= Set problem =
Copy every line of the items below word for word, leaving out the pictures.

┄┄┄┄┄┄

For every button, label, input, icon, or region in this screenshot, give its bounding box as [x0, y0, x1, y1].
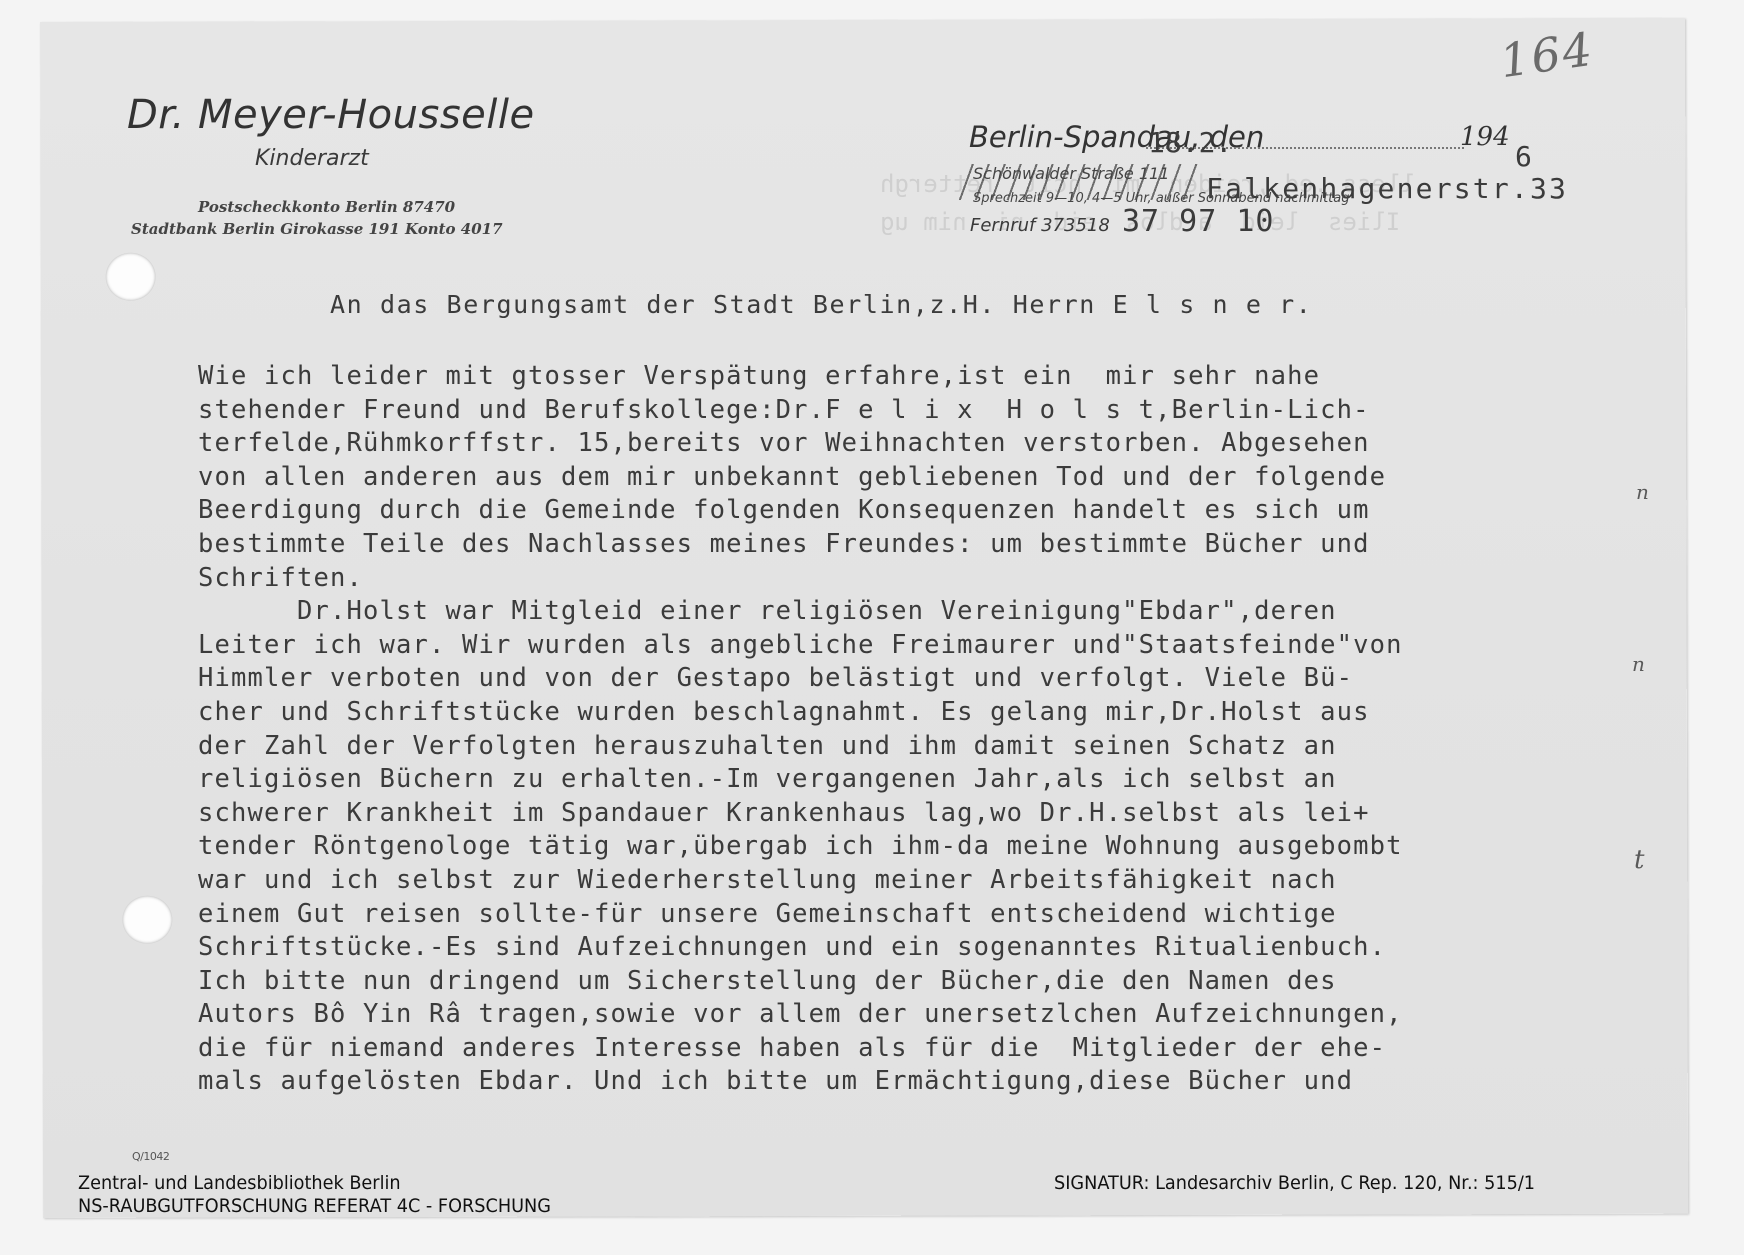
body-line: Leiter ich war. Wir wurden als angeblich…	[198, 629, 1403, 663]
addressee-line: An das Bergungsamt der Stadt Berlin,z.H.…	[330, 290, 1312, 319]
body-line: von allen anderen aus dem mir unbekannt …	[198, 461, 1403, 495]
body-line: Himmler verboten und von der Gestapo bel…	[198, 662, 1403, 696]
body-line: Beerdigung durch die Gemeinde folgenden …	[198, 494, 1403, 528]
punch-hole-bottom	[122, 896, 172, 944]
letterhead-postscheck: Postscheckkonto Berlin 87470	[198, 198, 455, 216]
handwritten-correction-mark: n	[1636, 480, 1649, 504]
body-line: tender Röntgenologe tätig war,übergab ic…	[198, 830, 1403, 864]
body-line: Dr.Holst war Mitgleid einer religiösen V…	[198, 595, 1403, 629]
footer-department: NS-RAUBGUTFORSCHUNG REFERAT 4C - FORSCHU…	[78, 1195, 551, 1218]
body-line: einem Gut reisen sollte-für unsere Gemei…	[198, 898, 1403, 932]
body-line: Schriftstücke.-Es sind Aufzeichnungen un…	[198, 931, 1403, 965]
printed-year: 194	[1460, 122, 1510, 152]
archive-reference-mark: Q/1042	[132, 1150, 169, 1163]
letter-body: Wie ich leider mit gtosser Verspätung er…	[198, 360, 1403, 1099]
body-line: Wie ich leider mit gtosser Verspätung er…	[198, 360, 1403, 394]
body-line: religiösen Büchern zu erhalten.-Im verga…	[198, 763, 1403, 797]
punch-hole-top	[106, 253, 156, 301]
handwritten-correction-mark: t	[1634, 845, 1644, 875]
body-line: Ich bitte nun dringend um Sicherstellung…	[198, 965, 1403, 999]
typed-date: 18.2.	[1148, 126, 1232, 159]
body-line: bestimmte Teile des Nachlasses meines Fr…	[198, 528, 1403, 562]
body-line: cher und Schriftstücke wurden beschlagna…	[198, 696, 1403, 730]
footer-signature: SIGNATUR: Landesarchiv Berlin, C Rep. 12…	[1054, 1172, 1535, 1195]
footer-library: Zentral- und Landesbibliothek Berlin	[78, 1172, 401, 1195]
body-line: der Zahl der Verfolgten herauszuhalten u…	[198, 730, 1403, 764]
body-line: war und ich selbst zur Wiederherstellung…	[198, 864, 1403, 898]
typed-phone: 37 97 10	[1122, 204, 1275, 239]
body-line: schwerer Krankheit im Spandauer Krankenh…	[198, 797, 1403, 831]
body-line: mals aufgelösten Ebdar. Und ich bitte um…	[198, 1065, 1403, 1099]
letterhead-name: Dr. Meyer-Housselle	[127, 92, 535, 138]
handwritten-correction-mark: n	[1632, 652, 1645, 676]
body-line: stehender Freund und Berufskollege:Dr.F …	[198, 394, 1403, 428]
body-line: Schriften.	[198, 562, 1403, 596]
letterhead-bank: Stadtbank Berlin Girokasse 191 Konto 401…	[131, 220, 503, 238]
letterhead-profession: Kinderarzt	[255, 146, 369, 171]
printed-phone: Fernruf 373518	[970, 215, 1110, 236]
typed-year-digit: 6	[1515, 140, 1532, 173]
body-line: terfelde,Rühmkorffstr. 15,bereits vor We…	[198, 427, 1403, 461]
body-line: die für niemand anderes Interesse haben …	[198, 1032, 1403, 1066]
body-line: Autors Bô Yin Râ tragen,sowie vor allem …	[198, 998, 1403, 1032]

┄┄┄┄┄┄

= Output below =
For every button, label, input, icon, or region in this screenshot, give its bounding box as [x0, y0, x1, y1].
body-line: Leiter ich war. Wir wurden als angeblich…	[198, 629, 1403, 663]
addressee-line: An das Bergungsamt der Stadt Berlin,z.H.…	[330, 290, 1312, 319]
body-line: von allen anderen aus dem mir unbekannt …	[198, 461, 1403, 495]
body-line: Himmler verboten und von der Gestapo bel…	[198, 662, 1403, 696]
body-line: Beerdigung durch die Gemeinde folgenden …	[198, 494, 1403, 528]
punch-hole-bottom	[122, 896, 172, 944]
letterhead-postscheck: Postscheckkonto Berlin 87470	[198, 198, 455, 216]
handwritten-correction-mark: n	[1636, 480, 1649, 504]
body-line: tender Röntgenologe tätig war,übergab ic…	[198, 830, 1403, 864]
body-line: Dr.Holst war Mitgleid einer religiösen V…	[198, 595, 1403, 629]
footer-department: NS-RAUBGUTFORSCHUNG REFERAT 4C - FORSCHU…	[78, 1195, 551, 1218]
body-line: einem Gut reisen sollte-für unsere Gemei…	[198, 898, 1403, 932]
body-line: Schriftstücke.-Es sind Aufzeichnungen un…	[198, 931, 1403, 965]
printed-year: 194	[1460, 122, 1510, 152]
archive-reference-mark: Q/1042	[132, 1150, 169, 1163]
letter-body: Wie ich leider mit gtosser Verspätung er…	[198, 360, 1403, 1099]
body-line: Wie ich leider mit gtosser Verspätung er…	[198, 360, 1403, 394]
body-line: religiösen Büchern zu erhalten.-Im verga…	[198, 763, 1403, 797]
punch-hole-top	[106, 253, 156, 301]
handwritten-correction-mark: t	[1634, 845, 1644, 875]
body-line: Ich bitte nun dringend um Sicherstellung…	[198, 965, 1403, 999]
typed-date: 18.2.	[1148, 126, 1232, 159]
body-line: bestimmte Teile des Nachlasses meines Fr…	[198, 528, 1403, 562]
body-line: cher und Schriftstücke wurden beschlagna…	[198, 696, 1403, 730]
footer-signature: SIGNATUR: Landesarchiv Berlin, C Rep. 12…	[1054, 1172, 1535, 1195]
footer-library: Zentral- und Landesbibliothek Berlin	[78, 1172, 401, 1195]
body-line: der Zahl der Verfolgten herauszuhalten u…	[198, 730, 1403, 764]
body-line: war und ich selbst zur Wiederherstellung…	[198, 864, 1403, 898]
typed-phone: 37 97 10	[1122, 204, 1275, 239]
body-line: schwerer Krankheit im Spandauer Krankenh…	[198, 797, 1403, 831]
body-line: mals aufgelösten Ebdar. Und ich bitte um…	[198, 1065, 1403, 1099]
letterhead-name: Dr. Meyer-Housselle	[127, 92, 535, 138]
handwritten-correction-mark: n	[1632, 652, 1645, 676]
body-line: stehender Freund und Berufskollege:Dr.F …	[198, 394, 1403, 428]
body-line: Schriften.	[198, 562, 1403, 596]
letterhead-bank: Stadtbank Berlin Girokasse 191 Konto 401…	[131, 220, 503, 238]
letterhead-profession: Kinderarzt	[255, 146, 369, 171]
printed-phone: Fernruf 373518	[970, 215, 1110, 236]
typed-year-digit: 6	[1515, 140, 1532, 173]
body-line: terfelde,Rühmkorffstr. 15,bereits vor We…	[198, 427, 1403, 461]
body-line: die für niemand anderes Interesse haben …	[198, 1032, 1403, 1066]
body-line: Autors Bô Yin Râ tragen,sowie vor allem …	[198, 998, 1403, 1032]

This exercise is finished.